[Data entries]

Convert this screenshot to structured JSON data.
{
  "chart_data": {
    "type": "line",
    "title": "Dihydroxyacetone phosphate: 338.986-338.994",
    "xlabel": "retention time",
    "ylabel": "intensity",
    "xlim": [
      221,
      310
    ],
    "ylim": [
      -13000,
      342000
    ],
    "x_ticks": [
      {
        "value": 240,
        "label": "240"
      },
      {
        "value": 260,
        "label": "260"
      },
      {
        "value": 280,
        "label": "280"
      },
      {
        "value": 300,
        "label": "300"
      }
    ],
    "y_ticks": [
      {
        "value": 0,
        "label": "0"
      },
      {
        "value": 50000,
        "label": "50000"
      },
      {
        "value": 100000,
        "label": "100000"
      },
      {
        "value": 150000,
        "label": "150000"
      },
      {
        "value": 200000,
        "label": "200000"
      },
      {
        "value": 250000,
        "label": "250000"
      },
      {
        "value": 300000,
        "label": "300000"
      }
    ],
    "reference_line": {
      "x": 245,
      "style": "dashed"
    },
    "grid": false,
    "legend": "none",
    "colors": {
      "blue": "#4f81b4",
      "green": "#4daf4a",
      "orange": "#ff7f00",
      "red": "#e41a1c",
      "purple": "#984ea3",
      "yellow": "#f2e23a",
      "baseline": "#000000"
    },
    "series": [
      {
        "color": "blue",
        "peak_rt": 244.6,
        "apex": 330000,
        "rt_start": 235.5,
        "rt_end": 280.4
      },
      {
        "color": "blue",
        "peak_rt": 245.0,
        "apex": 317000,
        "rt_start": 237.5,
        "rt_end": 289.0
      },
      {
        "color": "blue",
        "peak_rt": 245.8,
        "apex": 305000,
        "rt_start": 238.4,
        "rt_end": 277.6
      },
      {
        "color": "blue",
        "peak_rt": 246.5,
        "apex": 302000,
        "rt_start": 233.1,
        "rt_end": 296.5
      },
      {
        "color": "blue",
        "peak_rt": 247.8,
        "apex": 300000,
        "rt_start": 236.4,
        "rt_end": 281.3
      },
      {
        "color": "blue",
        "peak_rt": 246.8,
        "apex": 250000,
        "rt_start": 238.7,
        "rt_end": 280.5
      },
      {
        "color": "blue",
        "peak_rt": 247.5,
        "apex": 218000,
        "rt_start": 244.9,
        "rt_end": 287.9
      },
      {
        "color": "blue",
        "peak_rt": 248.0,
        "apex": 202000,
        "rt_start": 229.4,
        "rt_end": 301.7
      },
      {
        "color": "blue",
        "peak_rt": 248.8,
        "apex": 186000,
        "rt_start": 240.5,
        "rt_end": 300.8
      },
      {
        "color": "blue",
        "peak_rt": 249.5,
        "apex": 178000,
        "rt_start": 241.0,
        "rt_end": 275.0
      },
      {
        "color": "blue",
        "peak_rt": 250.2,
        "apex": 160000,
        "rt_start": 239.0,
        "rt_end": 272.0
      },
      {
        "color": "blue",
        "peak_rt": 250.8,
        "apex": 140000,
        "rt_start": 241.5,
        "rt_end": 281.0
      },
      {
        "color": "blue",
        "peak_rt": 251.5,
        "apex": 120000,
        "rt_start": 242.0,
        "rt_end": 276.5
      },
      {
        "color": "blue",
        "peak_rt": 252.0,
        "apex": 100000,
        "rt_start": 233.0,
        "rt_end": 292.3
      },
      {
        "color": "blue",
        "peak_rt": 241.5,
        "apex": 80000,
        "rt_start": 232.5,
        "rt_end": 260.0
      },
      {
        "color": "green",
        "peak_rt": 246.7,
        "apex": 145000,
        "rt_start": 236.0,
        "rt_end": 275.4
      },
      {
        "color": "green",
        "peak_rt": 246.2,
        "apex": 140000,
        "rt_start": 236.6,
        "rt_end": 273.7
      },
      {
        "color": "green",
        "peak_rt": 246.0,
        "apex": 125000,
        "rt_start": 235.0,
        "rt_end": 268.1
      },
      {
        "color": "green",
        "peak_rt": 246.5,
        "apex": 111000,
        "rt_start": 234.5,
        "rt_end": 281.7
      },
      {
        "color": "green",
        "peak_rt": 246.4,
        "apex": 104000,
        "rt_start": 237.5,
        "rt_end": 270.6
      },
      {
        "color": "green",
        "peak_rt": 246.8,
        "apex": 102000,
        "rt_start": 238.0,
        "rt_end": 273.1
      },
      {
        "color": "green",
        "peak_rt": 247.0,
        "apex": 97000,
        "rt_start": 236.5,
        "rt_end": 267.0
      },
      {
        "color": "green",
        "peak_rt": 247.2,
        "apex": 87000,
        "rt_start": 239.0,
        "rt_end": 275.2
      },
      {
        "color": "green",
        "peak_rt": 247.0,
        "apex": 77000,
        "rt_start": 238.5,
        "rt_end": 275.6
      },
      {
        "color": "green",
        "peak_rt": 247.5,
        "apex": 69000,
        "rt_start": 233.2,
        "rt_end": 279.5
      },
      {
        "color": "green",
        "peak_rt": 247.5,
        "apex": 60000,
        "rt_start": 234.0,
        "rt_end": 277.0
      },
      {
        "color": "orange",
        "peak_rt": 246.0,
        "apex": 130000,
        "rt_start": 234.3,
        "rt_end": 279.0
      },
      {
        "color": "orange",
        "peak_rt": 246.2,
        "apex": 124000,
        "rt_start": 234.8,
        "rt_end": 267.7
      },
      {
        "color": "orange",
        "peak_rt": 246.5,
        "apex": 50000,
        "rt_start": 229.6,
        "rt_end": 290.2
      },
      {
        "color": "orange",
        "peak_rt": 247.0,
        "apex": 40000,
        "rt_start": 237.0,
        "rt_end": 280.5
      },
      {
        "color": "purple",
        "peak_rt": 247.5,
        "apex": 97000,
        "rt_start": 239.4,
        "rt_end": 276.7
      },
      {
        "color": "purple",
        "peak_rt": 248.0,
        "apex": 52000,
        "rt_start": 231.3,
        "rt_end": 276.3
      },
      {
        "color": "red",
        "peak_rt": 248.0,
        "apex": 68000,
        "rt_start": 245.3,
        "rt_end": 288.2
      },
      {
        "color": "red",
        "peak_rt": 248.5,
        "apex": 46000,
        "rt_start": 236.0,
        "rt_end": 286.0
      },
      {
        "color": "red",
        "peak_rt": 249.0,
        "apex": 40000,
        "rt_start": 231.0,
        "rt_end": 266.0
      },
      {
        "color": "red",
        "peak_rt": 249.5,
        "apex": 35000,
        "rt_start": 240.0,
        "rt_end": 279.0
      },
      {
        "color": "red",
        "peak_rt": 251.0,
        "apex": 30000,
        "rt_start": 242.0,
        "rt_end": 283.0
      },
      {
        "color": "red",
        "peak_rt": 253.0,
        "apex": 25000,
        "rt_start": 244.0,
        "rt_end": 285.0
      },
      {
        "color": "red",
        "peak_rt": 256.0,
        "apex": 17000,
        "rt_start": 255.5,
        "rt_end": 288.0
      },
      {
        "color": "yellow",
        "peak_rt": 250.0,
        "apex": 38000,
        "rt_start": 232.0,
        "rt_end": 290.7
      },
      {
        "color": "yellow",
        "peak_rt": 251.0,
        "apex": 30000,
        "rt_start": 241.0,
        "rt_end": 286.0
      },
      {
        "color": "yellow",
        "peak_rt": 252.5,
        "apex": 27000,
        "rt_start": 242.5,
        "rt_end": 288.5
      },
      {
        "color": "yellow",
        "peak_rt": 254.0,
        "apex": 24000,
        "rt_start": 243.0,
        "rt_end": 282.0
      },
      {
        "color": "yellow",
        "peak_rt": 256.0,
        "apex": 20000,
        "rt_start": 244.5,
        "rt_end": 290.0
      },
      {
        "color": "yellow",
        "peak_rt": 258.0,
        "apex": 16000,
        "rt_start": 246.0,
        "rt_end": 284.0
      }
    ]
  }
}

--

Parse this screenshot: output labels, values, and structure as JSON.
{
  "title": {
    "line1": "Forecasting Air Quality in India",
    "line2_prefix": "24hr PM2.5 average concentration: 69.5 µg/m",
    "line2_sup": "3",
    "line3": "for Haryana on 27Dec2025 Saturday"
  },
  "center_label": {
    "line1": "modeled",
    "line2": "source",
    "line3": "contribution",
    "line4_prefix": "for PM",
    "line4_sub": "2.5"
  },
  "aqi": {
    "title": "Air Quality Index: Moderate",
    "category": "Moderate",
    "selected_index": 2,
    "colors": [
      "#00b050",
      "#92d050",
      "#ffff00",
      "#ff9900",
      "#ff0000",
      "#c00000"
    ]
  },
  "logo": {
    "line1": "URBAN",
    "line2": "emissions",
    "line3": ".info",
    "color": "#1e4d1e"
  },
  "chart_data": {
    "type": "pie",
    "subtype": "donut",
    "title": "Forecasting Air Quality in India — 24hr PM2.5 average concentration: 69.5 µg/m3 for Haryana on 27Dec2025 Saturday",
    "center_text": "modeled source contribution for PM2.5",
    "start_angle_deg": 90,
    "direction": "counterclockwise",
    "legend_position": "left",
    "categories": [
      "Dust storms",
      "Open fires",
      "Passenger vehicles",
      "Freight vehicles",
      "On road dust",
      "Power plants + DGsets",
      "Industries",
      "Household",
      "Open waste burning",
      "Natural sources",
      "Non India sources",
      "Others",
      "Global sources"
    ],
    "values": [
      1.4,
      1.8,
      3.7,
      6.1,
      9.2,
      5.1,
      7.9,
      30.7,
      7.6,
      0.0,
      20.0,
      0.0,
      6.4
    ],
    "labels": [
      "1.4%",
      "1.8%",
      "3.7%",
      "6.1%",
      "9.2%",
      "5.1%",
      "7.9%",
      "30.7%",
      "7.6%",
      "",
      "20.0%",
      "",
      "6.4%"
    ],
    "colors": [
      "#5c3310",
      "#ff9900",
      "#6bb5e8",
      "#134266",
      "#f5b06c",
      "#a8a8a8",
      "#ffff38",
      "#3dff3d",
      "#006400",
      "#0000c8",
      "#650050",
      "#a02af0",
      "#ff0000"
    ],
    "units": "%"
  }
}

---

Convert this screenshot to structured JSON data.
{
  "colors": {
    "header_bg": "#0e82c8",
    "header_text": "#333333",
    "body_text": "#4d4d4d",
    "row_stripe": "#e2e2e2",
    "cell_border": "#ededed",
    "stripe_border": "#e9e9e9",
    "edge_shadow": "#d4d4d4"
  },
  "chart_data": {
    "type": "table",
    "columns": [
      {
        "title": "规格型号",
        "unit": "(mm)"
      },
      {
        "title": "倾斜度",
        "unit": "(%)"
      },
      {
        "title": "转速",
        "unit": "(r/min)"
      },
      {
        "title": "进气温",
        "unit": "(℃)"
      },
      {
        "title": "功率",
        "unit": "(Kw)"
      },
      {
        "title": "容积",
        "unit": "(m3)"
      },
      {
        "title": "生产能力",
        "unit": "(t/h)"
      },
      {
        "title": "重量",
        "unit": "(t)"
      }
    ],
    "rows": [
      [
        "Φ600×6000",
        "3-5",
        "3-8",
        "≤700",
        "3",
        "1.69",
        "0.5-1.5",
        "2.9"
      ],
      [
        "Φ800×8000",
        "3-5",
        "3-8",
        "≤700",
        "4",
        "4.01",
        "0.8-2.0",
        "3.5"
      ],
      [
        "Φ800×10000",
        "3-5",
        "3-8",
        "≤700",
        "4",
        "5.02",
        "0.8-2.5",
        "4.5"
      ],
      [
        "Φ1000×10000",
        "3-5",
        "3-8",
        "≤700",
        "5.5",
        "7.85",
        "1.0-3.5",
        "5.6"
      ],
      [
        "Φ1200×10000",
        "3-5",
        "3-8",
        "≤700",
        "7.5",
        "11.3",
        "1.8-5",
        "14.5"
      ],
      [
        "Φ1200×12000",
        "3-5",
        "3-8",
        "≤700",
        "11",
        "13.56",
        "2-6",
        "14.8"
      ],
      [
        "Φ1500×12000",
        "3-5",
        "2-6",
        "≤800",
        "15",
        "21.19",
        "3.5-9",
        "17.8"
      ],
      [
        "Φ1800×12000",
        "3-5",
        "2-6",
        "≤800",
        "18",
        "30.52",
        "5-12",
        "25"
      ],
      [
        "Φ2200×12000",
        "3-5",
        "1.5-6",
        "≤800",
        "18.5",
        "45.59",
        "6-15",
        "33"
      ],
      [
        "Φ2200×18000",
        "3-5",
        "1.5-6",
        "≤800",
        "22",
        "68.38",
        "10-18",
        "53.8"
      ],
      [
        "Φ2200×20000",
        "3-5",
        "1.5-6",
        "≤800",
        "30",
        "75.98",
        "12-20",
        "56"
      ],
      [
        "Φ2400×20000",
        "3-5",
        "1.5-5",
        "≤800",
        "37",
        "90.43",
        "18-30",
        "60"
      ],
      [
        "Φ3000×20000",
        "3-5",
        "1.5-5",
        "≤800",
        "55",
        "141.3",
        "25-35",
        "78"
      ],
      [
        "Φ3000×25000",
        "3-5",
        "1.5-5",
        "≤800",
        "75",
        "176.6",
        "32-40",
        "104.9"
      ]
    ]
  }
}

### DESCRIPTION OF THE TASK
On how many lines does the word "contribution" appear? Answer with only the number.

### RESULT
2